▸ Stored entries:
- - -

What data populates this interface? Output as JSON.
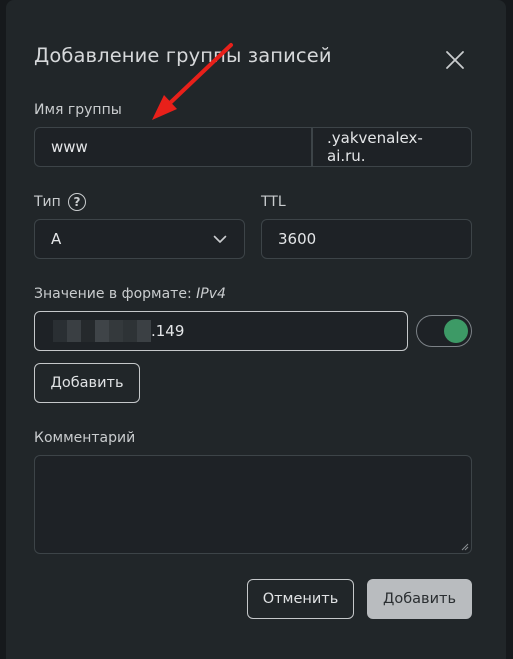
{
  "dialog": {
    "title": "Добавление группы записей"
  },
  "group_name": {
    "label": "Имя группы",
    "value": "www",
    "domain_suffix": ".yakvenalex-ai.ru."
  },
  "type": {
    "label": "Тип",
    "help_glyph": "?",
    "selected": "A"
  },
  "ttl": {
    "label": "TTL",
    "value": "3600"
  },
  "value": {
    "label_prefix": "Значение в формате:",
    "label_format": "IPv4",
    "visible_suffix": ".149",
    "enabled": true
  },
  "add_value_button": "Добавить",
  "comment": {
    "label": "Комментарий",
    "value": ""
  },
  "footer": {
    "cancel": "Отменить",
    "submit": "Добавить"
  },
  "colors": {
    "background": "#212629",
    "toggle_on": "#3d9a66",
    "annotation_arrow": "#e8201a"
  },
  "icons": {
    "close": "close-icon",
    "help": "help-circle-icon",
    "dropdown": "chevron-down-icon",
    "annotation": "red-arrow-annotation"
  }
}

- - -

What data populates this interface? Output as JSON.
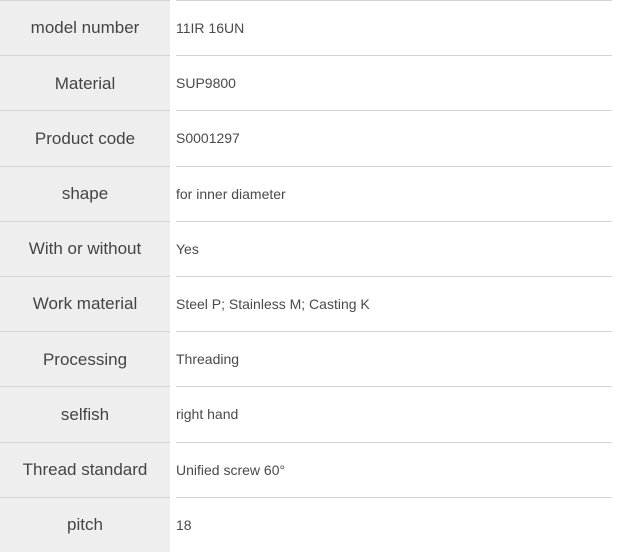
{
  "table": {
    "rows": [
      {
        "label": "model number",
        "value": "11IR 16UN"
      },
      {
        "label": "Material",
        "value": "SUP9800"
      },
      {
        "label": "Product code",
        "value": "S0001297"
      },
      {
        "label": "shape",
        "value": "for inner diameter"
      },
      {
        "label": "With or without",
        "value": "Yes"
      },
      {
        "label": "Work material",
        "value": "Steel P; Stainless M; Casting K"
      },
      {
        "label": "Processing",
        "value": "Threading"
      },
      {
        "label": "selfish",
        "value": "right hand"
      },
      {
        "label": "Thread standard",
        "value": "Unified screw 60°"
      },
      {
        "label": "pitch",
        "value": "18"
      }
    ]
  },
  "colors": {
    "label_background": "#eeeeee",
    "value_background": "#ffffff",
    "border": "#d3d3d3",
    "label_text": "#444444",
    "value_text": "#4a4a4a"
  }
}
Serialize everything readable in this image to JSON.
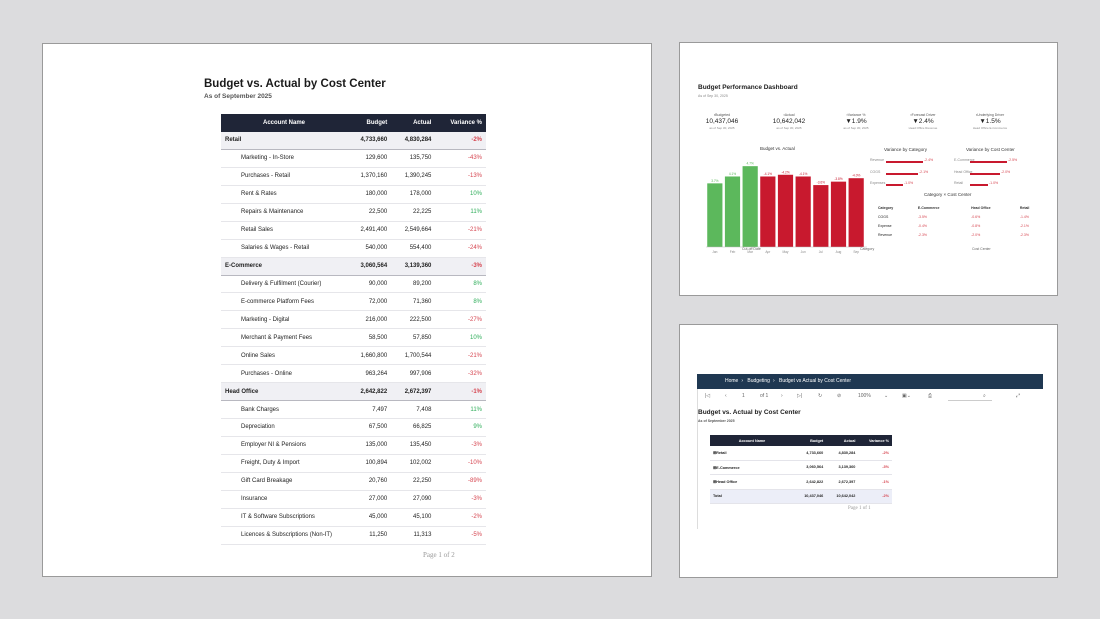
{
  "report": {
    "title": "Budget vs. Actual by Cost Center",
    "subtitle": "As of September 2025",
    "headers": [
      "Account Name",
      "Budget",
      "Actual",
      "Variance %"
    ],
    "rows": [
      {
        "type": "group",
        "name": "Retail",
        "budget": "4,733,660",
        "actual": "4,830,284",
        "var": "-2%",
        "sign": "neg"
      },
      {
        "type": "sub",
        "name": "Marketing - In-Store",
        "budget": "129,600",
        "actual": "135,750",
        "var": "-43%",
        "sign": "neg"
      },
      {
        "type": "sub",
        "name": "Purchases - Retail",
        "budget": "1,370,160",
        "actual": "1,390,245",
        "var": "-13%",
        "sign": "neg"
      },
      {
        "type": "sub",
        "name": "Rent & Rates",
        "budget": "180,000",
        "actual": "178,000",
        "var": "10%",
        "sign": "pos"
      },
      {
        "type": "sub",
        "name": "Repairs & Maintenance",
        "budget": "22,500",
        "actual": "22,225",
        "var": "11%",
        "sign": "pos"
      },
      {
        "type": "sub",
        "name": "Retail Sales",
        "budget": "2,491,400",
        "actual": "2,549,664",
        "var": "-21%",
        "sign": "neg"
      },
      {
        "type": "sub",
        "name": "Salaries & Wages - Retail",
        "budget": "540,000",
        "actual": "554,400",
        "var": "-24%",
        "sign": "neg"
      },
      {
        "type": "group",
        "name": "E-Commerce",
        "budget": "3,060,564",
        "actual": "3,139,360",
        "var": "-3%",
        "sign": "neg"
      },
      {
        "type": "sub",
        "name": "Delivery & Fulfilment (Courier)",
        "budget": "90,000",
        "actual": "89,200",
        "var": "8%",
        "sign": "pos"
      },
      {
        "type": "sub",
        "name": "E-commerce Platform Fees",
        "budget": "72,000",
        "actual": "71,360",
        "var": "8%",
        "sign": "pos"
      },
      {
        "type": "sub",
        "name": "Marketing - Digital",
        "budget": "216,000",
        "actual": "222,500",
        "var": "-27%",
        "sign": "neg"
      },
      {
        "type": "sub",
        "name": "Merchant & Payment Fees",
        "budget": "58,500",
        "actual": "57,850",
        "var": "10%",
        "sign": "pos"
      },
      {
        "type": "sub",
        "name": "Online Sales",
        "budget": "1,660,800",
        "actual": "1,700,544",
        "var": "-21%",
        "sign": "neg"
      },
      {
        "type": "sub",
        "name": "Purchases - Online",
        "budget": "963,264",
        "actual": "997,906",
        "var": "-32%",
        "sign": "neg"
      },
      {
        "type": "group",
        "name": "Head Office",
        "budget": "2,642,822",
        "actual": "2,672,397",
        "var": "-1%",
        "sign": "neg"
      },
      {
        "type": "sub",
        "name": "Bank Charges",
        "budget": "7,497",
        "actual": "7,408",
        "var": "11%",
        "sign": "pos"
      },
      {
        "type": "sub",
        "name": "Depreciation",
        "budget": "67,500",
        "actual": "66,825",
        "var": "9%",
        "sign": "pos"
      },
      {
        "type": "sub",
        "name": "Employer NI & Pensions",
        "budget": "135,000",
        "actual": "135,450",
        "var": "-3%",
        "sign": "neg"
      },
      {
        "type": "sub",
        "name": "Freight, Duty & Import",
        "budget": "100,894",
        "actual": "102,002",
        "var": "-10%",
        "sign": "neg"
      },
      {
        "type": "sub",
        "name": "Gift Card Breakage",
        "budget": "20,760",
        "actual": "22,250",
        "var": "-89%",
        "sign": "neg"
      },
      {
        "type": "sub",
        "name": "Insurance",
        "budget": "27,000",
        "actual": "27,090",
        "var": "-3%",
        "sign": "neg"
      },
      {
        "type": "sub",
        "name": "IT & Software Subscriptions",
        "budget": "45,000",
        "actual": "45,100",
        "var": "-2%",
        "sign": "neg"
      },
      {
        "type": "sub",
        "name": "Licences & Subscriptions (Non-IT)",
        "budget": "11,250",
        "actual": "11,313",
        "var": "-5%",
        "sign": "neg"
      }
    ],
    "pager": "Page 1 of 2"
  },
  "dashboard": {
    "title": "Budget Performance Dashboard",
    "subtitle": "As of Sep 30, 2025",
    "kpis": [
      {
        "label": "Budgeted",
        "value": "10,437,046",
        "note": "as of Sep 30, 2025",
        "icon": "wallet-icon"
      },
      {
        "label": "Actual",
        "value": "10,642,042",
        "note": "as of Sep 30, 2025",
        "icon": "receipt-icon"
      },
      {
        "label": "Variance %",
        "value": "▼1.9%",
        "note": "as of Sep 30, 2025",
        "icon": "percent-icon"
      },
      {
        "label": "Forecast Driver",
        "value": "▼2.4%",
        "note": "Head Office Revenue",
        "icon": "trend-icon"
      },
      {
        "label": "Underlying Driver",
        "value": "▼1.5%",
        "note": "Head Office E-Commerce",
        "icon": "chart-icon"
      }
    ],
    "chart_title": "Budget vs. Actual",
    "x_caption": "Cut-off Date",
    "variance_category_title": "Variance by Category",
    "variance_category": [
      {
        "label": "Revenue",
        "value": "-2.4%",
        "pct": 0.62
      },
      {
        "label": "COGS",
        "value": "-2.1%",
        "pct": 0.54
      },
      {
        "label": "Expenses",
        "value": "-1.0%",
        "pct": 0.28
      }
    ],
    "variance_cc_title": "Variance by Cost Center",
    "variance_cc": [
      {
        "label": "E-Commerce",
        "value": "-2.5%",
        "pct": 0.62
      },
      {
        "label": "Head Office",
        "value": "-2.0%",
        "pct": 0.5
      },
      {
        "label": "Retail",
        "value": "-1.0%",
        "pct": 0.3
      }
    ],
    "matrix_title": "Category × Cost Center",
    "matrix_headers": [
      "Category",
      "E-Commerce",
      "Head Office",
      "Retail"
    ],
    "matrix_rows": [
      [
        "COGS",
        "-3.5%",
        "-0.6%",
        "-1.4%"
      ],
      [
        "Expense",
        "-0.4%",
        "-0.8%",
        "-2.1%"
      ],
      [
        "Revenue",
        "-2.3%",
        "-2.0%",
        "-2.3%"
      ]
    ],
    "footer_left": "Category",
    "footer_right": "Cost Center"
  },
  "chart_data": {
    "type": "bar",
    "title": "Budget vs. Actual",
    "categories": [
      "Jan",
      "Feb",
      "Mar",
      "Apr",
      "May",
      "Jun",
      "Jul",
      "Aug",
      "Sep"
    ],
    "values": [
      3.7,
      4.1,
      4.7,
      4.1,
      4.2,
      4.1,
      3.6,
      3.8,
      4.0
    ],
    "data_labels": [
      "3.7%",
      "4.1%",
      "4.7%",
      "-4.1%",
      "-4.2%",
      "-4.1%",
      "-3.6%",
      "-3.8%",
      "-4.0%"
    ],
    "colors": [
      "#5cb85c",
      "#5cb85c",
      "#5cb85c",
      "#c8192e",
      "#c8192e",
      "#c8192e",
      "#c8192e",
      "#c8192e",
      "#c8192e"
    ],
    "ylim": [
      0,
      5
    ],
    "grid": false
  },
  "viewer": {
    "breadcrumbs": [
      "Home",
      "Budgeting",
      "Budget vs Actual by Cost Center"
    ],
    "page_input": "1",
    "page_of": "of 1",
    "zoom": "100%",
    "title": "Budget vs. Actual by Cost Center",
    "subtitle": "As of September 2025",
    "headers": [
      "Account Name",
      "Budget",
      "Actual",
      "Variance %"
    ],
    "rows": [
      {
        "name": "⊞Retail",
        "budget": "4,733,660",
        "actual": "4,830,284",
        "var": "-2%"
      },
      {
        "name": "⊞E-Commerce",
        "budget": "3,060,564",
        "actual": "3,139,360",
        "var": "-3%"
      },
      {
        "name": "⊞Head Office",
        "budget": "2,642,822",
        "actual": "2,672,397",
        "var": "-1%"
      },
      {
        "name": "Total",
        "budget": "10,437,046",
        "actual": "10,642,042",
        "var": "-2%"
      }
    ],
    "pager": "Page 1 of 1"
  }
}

- - -

▸ Task directions: Write out every line of the data that holds the word "Sales".

▸ Exercise response:
        "name": "Retail Sales",
        "name": "Online Sales",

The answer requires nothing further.